*Data shown*
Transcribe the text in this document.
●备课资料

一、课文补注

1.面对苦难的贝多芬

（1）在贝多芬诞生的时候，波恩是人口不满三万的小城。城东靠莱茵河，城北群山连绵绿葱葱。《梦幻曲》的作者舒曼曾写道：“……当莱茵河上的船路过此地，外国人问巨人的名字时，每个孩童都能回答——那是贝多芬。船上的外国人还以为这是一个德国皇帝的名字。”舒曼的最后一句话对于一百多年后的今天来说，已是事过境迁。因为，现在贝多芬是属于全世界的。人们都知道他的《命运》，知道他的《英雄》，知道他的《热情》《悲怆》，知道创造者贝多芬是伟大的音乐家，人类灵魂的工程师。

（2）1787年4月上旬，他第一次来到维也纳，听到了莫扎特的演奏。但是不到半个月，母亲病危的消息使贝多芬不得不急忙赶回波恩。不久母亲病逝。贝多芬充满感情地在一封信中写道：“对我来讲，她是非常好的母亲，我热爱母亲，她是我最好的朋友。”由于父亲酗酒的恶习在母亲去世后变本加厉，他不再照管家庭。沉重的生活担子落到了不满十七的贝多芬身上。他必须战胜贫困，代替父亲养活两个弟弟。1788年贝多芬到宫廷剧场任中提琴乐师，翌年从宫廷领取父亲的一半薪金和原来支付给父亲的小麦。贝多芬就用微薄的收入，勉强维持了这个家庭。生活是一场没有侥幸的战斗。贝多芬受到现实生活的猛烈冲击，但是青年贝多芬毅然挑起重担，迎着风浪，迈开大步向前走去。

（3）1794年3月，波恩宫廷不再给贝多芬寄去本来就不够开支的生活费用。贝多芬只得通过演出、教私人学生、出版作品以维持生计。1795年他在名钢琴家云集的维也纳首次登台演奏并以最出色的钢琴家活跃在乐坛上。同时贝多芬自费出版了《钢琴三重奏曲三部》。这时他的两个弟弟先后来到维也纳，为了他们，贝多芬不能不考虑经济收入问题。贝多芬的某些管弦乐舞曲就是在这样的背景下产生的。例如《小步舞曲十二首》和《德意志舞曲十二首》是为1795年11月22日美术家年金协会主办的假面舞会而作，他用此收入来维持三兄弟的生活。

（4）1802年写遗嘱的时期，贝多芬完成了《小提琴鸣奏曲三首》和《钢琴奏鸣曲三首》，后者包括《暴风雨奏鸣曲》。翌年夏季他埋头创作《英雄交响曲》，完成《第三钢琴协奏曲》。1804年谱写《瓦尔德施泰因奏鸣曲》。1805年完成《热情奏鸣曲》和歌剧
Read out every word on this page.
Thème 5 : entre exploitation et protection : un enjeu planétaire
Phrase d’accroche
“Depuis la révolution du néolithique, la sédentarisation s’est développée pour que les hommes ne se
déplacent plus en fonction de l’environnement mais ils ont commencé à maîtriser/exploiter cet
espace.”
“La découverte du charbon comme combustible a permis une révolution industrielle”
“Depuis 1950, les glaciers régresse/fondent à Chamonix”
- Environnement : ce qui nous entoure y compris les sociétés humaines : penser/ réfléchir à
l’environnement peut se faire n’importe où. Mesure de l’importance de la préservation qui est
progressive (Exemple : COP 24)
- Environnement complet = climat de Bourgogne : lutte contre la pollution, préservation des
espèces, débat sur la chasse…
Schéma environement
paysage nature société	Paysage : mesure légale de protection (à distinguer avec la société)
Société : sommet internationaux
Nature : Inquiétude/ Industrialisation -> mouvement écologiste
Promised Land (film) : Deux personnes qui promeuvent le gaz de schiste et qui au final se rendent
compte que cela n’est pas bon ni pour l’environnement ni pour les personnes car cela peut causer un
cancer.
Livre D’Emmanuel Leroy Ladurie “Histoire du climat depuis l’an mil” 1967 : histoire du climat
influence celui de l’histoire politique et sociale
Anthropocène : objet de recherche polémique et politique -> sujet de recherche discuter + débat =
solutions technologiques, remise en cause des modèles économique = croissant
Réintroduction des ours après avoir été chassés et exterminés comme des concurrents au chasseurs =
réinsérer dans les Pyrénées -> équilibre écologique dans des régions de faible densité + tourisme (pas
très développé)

*Exercise requirements*
Each line of the listing above should be output exactly.

*Result*
Transcribe the text in this document.
●备课资料

一、课文补注

1.面对苦难的贝多芬

（1）在贝多芬诞生的时候，波恩是人口不满三万的小城。城东靠莱茵河，城北群山连绵绿葱葱。《梦幻曲》的作者舒曼曾写道：“……当莱茵河上的船路过此地，外国人问巨人的名字时，每个孩童都能回答——那是贝多芬。船上的外国人还以为这是一个德国皇帝的名字。”舒曼的最后一句话对于一百多年后的今天来说，已是事过境迁。因为，现在贝多芬是属于全世界的。人们都知道他的《命运》，知道他的《英雄》，知道他的《热情》《悲怆》，知道创造者贝多芬是伟大的音乐家，人类灵魂的工程师。

（2）1787年4月上旬，他第一次来到维也纳，听到了莫扎特的演奏。但是不到半个月，母亲病危的消息使贝多芬不得不急忙赶回波恩。不久母亲病逝。贝多芬充满感情地在一封信中写道：“对我来讲，她是非常好的母亲，我热爱母亲，她是我最好的朋友。”由于父亲酗酒的恶习在母亲去世后变本加厉，他不再照管家庭。沉重的生活担子落到了不满十七的贝多芬身上。他必须战胜贫困，代替父亲养活两个弟弟。1788年贝多芬到宫廷剧场任中提琴乐师，翌年从宫廷领取父亲的一半薪金和原来支付给父亲的小麦。贝多芬就用微薄的收入，勉强维持了这个家庭。生活是一场没有侥幸的战斗。贝多芬受到现实生活的猛烈冲击，但是青年贝多芬毅然挑起重担，迎着风浪，迈开大步向前走去。

（3）1794年3月，波恩宫廷不再给贝多芬寄去本来就不够开支的生活费用。贝多芬只得通过演出、教私人学生、出版作品以维持生计。1795年他在名钢琴家云集的维也纳首次登台演奏并以最出色的钢琴家活跃在乐坛上。同时贝多芬自费出版了《钢琴三重奏曲三部》。这时他的两个弟弟先后来到维也纳，为了他们，贝多芬不能不考虑经济收入问题。贝多芬的某些管弦乐舞曲就是在这样的背景下产生的。例如《小步舞曲十二首》和《德意志舞曲十二首》是为1795年11月22日美术家年金协会主办的假面舞会而作，他用此收入来维持三兄弟的生活。

（4）1802年写遗嘱的时期，贝多芬完成了《小提琴鸣奏曲三首》和《钢琴奏鸣曲三首》，后者包括《暴风雨奏鸣曲》。翌年夏季他埋头创作《英雄交响曲》，完成《第三钢琴协奏曲》。1804年谱写《瓦尔德施泰因奏鸣曲》。1805年完成《热情奏鸣曲》和歌剧
Read out every word on this page.
Thème 5 : entre exploitation et protection : un enjeu planétaire
Phrase d’accroche
“Depuis la révolution du néolithique, la sédentarisation s’est développée pour que les hommes ne se
déplacent plus en fonction de l’environnement mais ils ont commencé à maîtriser/exploiter cet
espace.”
“La découverte du charbon comme combustible a permis une révolution industrielle”
“Depuis 1950, les glaciers régresse/fondent à Chamonix”
- Environnement : ce qui nous entoure y compris les sociétés humaines : penser/ réfléchir à
l’environnement peut se faire n’importe où. Mesure de l’importance de la préservation qui est
progressive (Exemple : COP 24)
- Environnement complet = climat de Bourgogne : lutte contre la pollution, préservation des
espèces, débat sur la chasse…
Schéma environement
paysage nature société	Paysage : mesure légale de protection (à distinguer avec la société)
Société : sommet internationaux
Nature : Inquiétude/ Industrialisation -> mouvement écologiste
Promised Land (film) : Deux personnes qui promeuvent le gaz de schiste et qui au final se rendent
compte que cela n’est pas bon ni pour l’environnement ni pour les personnes car cela peut causer un
cancer.
Livre D’Emmanuel Leroy Ladurie “Histoire du climat depuis l’an mil” 1967 : histoire du climat
influence celui de l’histoire politique et sociale
Anthropocène : objet de recherche polémique et politique -> sujet de recherche discuter + débat =
solutions technologiques, remise en cause des modèles économique = croissant
Réintroduction des ours après avoir été chassés et exterminés comme des concurrents au chasseurs =
réinsérer dans les Pyrénées -> équilibre écologique dans des régions de faible densité + tourisme (pas
très développé)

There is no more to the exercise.